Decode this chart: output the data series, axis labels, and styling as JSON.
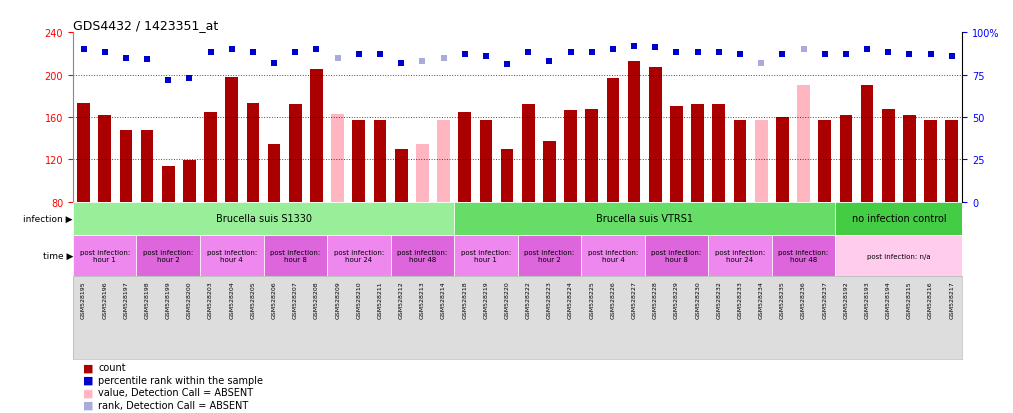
{
  "title": "GDS4432 / 1423351_at",
  "samples": [
    "GSM528195",
    "GSM528196",
    "GSM528197",
    "GSM528198",
    "GSM528199",
    "GSM528200",
    "GSM528203",
    "GSM528204",
    "GSM528205",
    "GSM528206",
    "GSM528207",
    "GSM528208",
    "GSM528209",
    "GSM528210",
    "GSM528211",
    "GSM528212",
    "GSM528213",
    "GSM528214",
    "GSM528218",
    "GSM528219",
    "GSM528220",
    "GSM528222",
    "GSM528223",
    "GSM528224",
    "GSM528225",
    "GSM528226",
    "GSM528227",
    "GSM528228",
    "GSM528229",
    "GSM528230",
    "GSM528232",
    "GSM528233",
    "GSM528234",
    "GSM528235",
    "GSM528236",
    "GSM528237",
    "GSM528192",
    "GSM528193",
    "GSM528194",
    "GSM528215",
    "GSM528216",
    "GSM528217"
  ],
  "values": [
    173,
    162,
    148,
    148,
    114,
    119,
    165,
    198,
    173,
    135,
    172,
    205,
    163,
    157,
    157,
    130,
    135,
    157,
    165,
    157,
    130,
    172,
    137,
    167,
    168,
    197,
    213,
    207,
    170,
    172,
    172,
    157,
    157,
    160,
    190,
    157,
    162,
    190,
    168,
    162,
    157,
    157
  ],
  "absent": [
    false,
    false,
    false,
    false,
    false,
    false,
    false,
    false,
    false,
    false,
    false,
    false,
    true,
    false,
    false,
    false,
    true,
    true,
    false,
    false,
    false,
    false,
    false,
    false,
    false,
    false,
    false,
    false,
    false,
    false,
    false,
    false,
    true,
    false,
    true,
    false,
    false,
    false,
    false,
    false,
    false,
    false
  ],
  "percentile_ranks": [
    90,
    88,
    85,
    84,
    72,
    73,
    88,
    90,
    88,
    82,
    88,
    90,
    85,
    87,
    87,
    82,
    83,
    85,
    87,
    86,
    81,
    88,
    83,
    88,
    88,
    90,
    92,
    91,
    88,
    88,
    88,
    87,
    82,
    87,
    90,
    87,
    87,
    90,
    88,
    87,
    87,
    86
  ],
  "absent_rank": [
    false,
    false,
    false,
    false,
    false,
    false,
    false,
    false,
    false,
    false,
    false,
    false,
    true,
    false,
    false,
    false,
    true,
    true,
    false,
    false,
    false,
    false,
    false,
    false,
    false,
    false,
    false,
    false,
    false,
    false,
    false,
    false,
    true,
    false,
    true,
    false,
    false,
    false,
    false,
    false,
    false,
    false
  ],
  "ylim": [
    80,
    240
  ],
  "yticks": [
    80,
    120,
    160,
    200,
    240
  ],
  "right_yticks": [
    0,
    25,
    50,
    75,
    100
  ],
  "bar_color": "#AA0000",
  "absent_bar_color": "#FFB6C1",
  "rank_color": "#0000CC",
  "absent_rank_color": "#AAAADD",
  "infection_groups": [
    {
      "label": "Brucella suis S1330",
      "start": 0,
      "end": 18,
      "color": "#99EE99"
    },
    {
      "label": "Brucella suis VTRS1",
      "start": 18,
      "end": 36,
      "color": "#66DD66"
    },
    {
      "label": "no infection control",
      "start": 36,
      "end": 42,
      "color": "#44CC44"
    }
  ],
  "time_groups": [
    {
      "label": "post infection:\nhour 1",
      "start": 0,
      "end": 3,
      "color": "#EE88EE"
    },
    {
      "label": "post infection:\nhour 2",
      "start": 3,
      "end": 6,
      "color": "#DD66DD"
    },
    {
      "label": "post infection:\nhour 4",
      "start": 6,
      "end": 9,
      "color": "#EE88EE"
    },
    {
      "label": "post infection:\nhour 8",
      "start": 9,
      "end": 12,
      "color": "#DD66DD"
    },
    {
      "label": "post infection:\nhour 24",
      "start": 12,
      "end": 15,
      "color": "#EE88EE"
    },
    {
      "label": "post infection:\nhour 48",
      "start": 15,
      "end": 18,
      "color": "#DD66DD"
    },
    {
      "label": "post infection:\nhour 1",
      "start": 18,
      "end": 21,
      "color": "#EE88EE"
    },
    {
      "label": "post infection:\nhour 2",
      "start": 21,
      "end": 24,
      "color": "#DD66DD"
    },
    {
      "label": "post infection:\nhour 4",
      "start": 24,
      "end": 27,
      "color": "#EE88EE"
    },
    {
      "label": "post infection:\nhour 8",
      "start": 27,
      "end": 30,
      "color": "#DD66DD"
    },
    {
      "label": "post infection:\nhour 24",
      "start": 30,
      "end": 33,
      "color": "#EE88EE"
    },
    {
      "label": "post infection:\nhour 48",
      "start": 33,
      "end": 36,
      "color": "#DD66DD"
    },
    {
      "label": "post infection: n/a",
      "start": 36,
      "end": 42,
      "color": "#FFCCEE"
    }
  ],
  "background_color": "#DDDDDD",
  "plot_bg_color": "#FFFFFF"
}
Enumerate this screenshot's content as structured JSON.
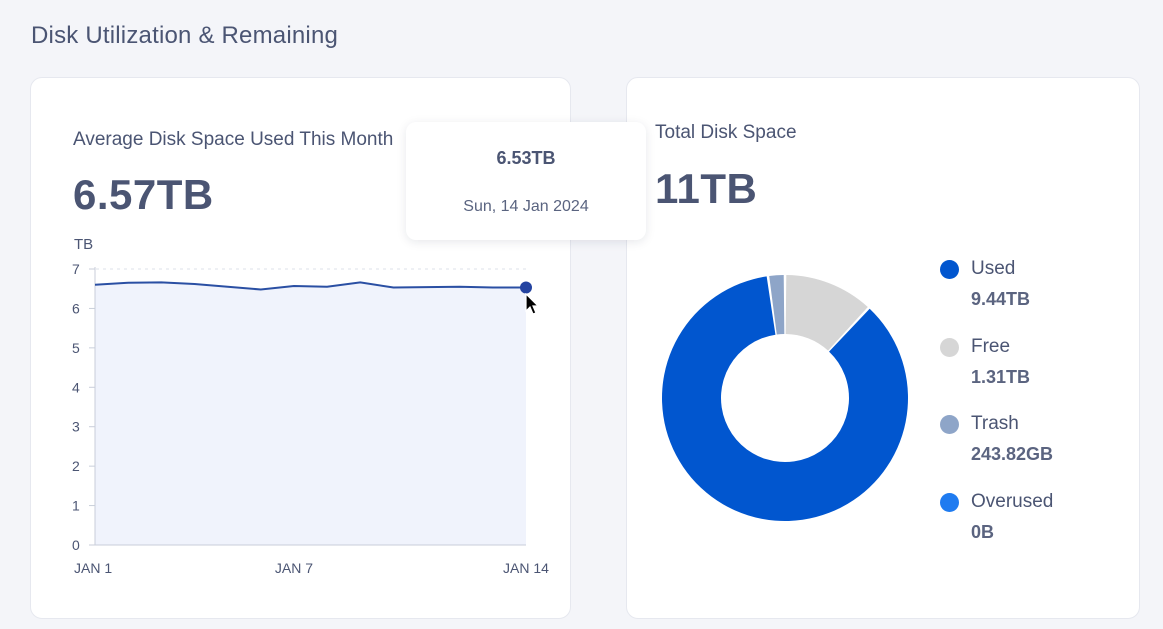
{
  "page_title": "Disk Utilization & Remaining",
  "left_card": {
    "label": "Average Disk Space Used This Month",
    "value": "6.57TB"
  },
  "tooltip": {
    "value": "6.53TB",
    "date": "Sun, 14 Jan 2024"
  },
  "right_card": {
    "label": "Total Disk Space",
    "value": "11TB"
  },
  "legend": [
    {
      "name": "Used",
      "value": "9.44TB",
      "color": "#0156cf"
    },
    {
      "name": "Free",
      "value": "1.31TB",
      "color": "#d6d6d6"
    },
    {
      "name": "Trash",
      "value": "243.82GB",
      "color": "#8ea5c8"
    },
    {
      "name": "Overused",
      "value": "0B",
      "color": "#1f7bf0"
    }
  ],
  "colors": {
    "line": "#2a4fa3",
    "area": "#f0f3fc",
    "grid": "#dde1ea",
    "accent": "#0156cf"
  },
  "chart_data": [
    {
      "type": "area",
      "ylabel": "TB",
      "ylim": [
        0,
        7
      ],
      "yticks": [
        "0",
        "1",
        "2",
        "3",
        "4",
        "5",
        "6",
        "7"
      ],
      "xticks": [
        "JAN 1",
        "JAN 7",
        "JAN 14"
      ],
      "x": [
        1,
        2,
        3,
        4,
        5,
        6,
        7,
        8,
        9,
        10,
        11,
        12,
        13,
        14
      ],
      "values": [
        6.6,
        6.65,
        6.66,
        6.62,
        6.55,
        6.48,
        6.57,
        6.55,
        6.66,
        6.53,
        6.54,
        6.55,
        6.53,
        6.53
      ],
      "series": [
        {
          "name": "",
          "values": [
            6.6,
            6.65,
            6.66,
            6.62,
            6.55,
            6.48,
            6.57,
            6.55,
            6.66,
            6.53,
            6.54,
            6.55,
            6.53,
            6.53
          ]
        }
      ],
      "grid": false,
      "highlight_index": 13
    },
    {
      "type": "pie",
      "categories": [
        "Used",
        "Free",
        "Trash",
        "Overused"
      ],
      "values": [
        9.44,
        1.31,
        0.24382,
        0
      ],
      "units": [
        "TB",
        "TB",
        "TB",
        "TB"
      ],
      "donut": true
    }
  ]
}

_ _ _ _

_EXERCISE DETAILS_
Using the records above, retype everything exactly except the pictures.

_CORRECT RESULT_
Decode this chart: output the data series, axis labels, and styling as JSON.
{
  "title": "GDS4432 / 1423351_at",
  "samples": [
    "GSM528195",
    "GSM528196",
    "GSM528197",
    "GSM528198",
    "GSM528199",
    "GSM528200",
    "GSM528203",
    "GSM528204",
    "GSM528205",
    "GSM528206",
    "GSM528207",
    "GSM528208",
    "GSM528209",
    "GSM528210",
    "GSM528211",
    "GSM528212",
    "GSM528213",
    "GSM528214",
    "GSM528218",
    "GSM528219",
    "GSM528220",
    "GSM528222",
    "GSM528223",
    "GSM528224",
    "GSM528225",
    "GSM528226",
    "GSM528227",
    "GSM528228",
    "GSM528229",
    "GSM528230",
    "GSM528232",
    "GSM528233",
    "GSM528234",
    "GSM528235",
    "GSM528236",
    "GSM528237",
    "GSM528192",
    "GSM528193",
    "GSM528194",
    "GSM528215",
    "GSM528216",
    "GSM528217"
  ],
  "values": [
    173,
    162,
    148,
    148,
    114,
    119,
    165,
    198,
    173,
    135,
    172,
    205,
    163,
    157,
    157,
    130,
    135,
    157,
    165,
    157,
    130,
    172,
    137,
    167,
    168,
    197,
    213,
    207,
    170,
    172,
    172,
    157,
    157,
    160,
    190,
    157,
    162,
    190,
    168,
    162,
    157,
    157
  ],
  "absent": [
    false,
    false,
    false,
    false,
    false,
    false,
    false,
    false,
    false,
    false,
    false,
    false,
    true,
    false,
    false,
    false,
    true,
    true,
    false,
    false,
    false,
    false,
    false,
    false,
    false,
    false,
    false,
    false,
    false,
    false,
    false,
    false,
    true,
    false,
    true,
    false,
    false,
    false,
    false,
    false,
    false,
    false
  ],
  "percentile_ranks": [
    90,
    88,
    85,
    84,
    72,
    73,
    88,
    90,
    88,
    82,
    88,
    90,
    85,
    87,
    87,
    82,
    83,
    85,
    87,
    86,
    81,
    88,
    83,
    88,
    88,
    90,
    92,
    91,
    88,
    88,
    88,
    87,
    82,
    87,
    90,
    87,
    87,
    90,
    88,
    87,
    87,
    86
  ],
  "absent_rank": [
    false,
    false,
    false,
    false,
    false,
    false,
    false,
    false,
    false,
    false,
    false,
    false,
    true,
    false,
    false,
    false,
    true,
    true,
    false,
    false,
    false,
    false,
    false,
    false,
    false,
    false,
    false,
    false,
    false,
    false,
    false,
    false,
    true,
    false,
    true,
    false,
    false,
    false,
    false,
    false,
    false,
    false
  ],
  "ylim": [
    80,
    240
  ],
  "yticks": [
    80,
    120,
    160,
    200,
    240
  ],
  "right_yticks": [
    0,
    25,
    50,
    75,
    100
  ],
  "bar_color": "#AA0000",
  "absent_bar_color": "#FFB6C1",
  "rank_color": "#0000CC",
  "absent_rank_color": "#AAAADD",
  "infection_groups": [
    {
      "label": "Brucella suis S1330",
      "start": 0,
      "end": 18,
      "color": "#99EE99"
    },
    {
      "label": "Brucella suis VTRS1",
      "start": 18,
      "end": 36,
      "color": "#66DD66"
    },
    {
      "label": "no infection control",
      "start": 36,
      "end": 42,
      "color": "#44CC44"
    }
  ],
  "time_groups": [
    {
      "label": "post infection:\nhour 1",
      "start": 0,
      "end": 3,
      "color": "#EE88EE"
    },
    {
      "label": "post infection:\nhour 2",
      "start": 3,
      "end": 6,
      "color": "#DD66DD"
    },
    {
      "label": "post infection:\nhour 4",
      "start": 6,
      "end": 9,
      "color": "#EE88EE"
    },
    {
      "label": "post infection:\nhour 8",
      "start": 9,
      "end": 12,
      "color": "#DD66DD"
    },
    {
      "label": "post infection:\nhour 24",
      "start": 12,
      "end": 15,
      "color": "#EE88EE"
    },
    {
      "label": "post infection:\nhour 48",
      "start": 15,
      "end": 18,
      "color": "#DD66DD"
    },
    {
      "label": "post infection:\nhour 1",
      "start": 18,
      "end": 21,
      "color": "#EE88EE"
    },
    {
      "label": "post infection:\nhour 2",
      "start": 21,
      "end": 24,
      "color": "#DD66DD"
    },
    {
      "label": "post infection:\nhour 4",
      "start": 24,
      "end": 27,
      "color": "#EE88EE"
    },
    {
      "label": "post infection:\nhour 8",
      "start": 27,
      "end": 30,
      "color": "#DD66DD"
    },
    {
      "label": "post infection:\nhour 24",
      "start": 30,
      "end": 33,
      "color": "#EE88EE"
    },
    {
      "label": "post infection:\nhour 48",
      "start": 33,
      "end": 36,
      "color": "#DD66DD"
    },
    {
      "label": "post infection: n/a",
      "start": 36,
      "end": 42,
      "color": "#FFCCEE"
    }
  ],
  "background_color": "#DDDDDD",
  "plot_bg_color": "#FFFFFF"
}
Enumerate this screenshot's content as structured JSON.
{
  "page_title": "Disk Utilization & Remaining",
  "left_card": {
    "label": "Average Disk Space Used This Month",
    "value": "6.57TB"
  },
  "tooltip": {
    "value": "6.53TB",
    "date": "Sun, 14 Jan 2024"
  },
  "right_card": {
    "label": "Total Disk Space",
    "value": "11TB"
  },
  "legend": [
    {
      "name": "Used",
      "value": "9.44TB",
      "color": "#0156cf"
    },
    {
      "name": "Free",
      "value": "1.31TB",
      "color": "#d6d6d6"
    },
    {
      "name": "Trash",
      "value": "243.82GB",
      "color": "#8ea5c8"
    },
    {
      "name": "Overused",
      "value": "0B",
      "color": "#1f7bf0"
    }
  ],
  "colors": {
    "line": "#2a4fa3",
    "area": "#f0f3fc",
    "grid": "#dde1ea",
    "accent": "#0156cf"
  },
  "chart_data": [
    {
      "type": "area",
      "ylabel": "TB",
      "ylim": [
        0,
        7
      ],
      "yticks": [
        "0",
        "1",
        "2",
        "3",
        "4",
        "5",
        "6",
        "7"
      ],
      "xticks": [
        "JAN 1",
        "JAN 7",
        "JAN 14"
      ],
      "x": [
        1,
        2,
        3,
        4,
        5,
        6,
        7,
        8,
        9,
        10,
        11,
        12,
        13,
        14
      ],
      "values": [
        6.6,
        6.65,
        6.66,
        6.62,
        6.55,
        6.48,
        6.57,
        6.55,
        6.66,
        6.53,
        6.54,
        6.55,
        6.53,
        6.53
      ],
      "series": [
        {
          "name": "",
          "values": [
            6.6,
            6.65,
            6.66,
            6.62,
            6.55,
            6.48,
            6.57,
            6.55,
            6.66,
            6.53,
            6.54,
            6.55,
            6.53,
            6.53
          ]
        }
      ],
      "grid": false,
      "highlight_index": 13
    },
    {
      "type": "pie",
      "categories": [
        "Used",
        "Free",
        "Trash",
        "Overused"
      ],
      "values": [
        9.44,
        1.31,
        0.24382,
        0
      ],
      "units": [
        "TB",
        "TB",
        "TB",
        "TB"
      ],
      "donut": true
    }
  ]
}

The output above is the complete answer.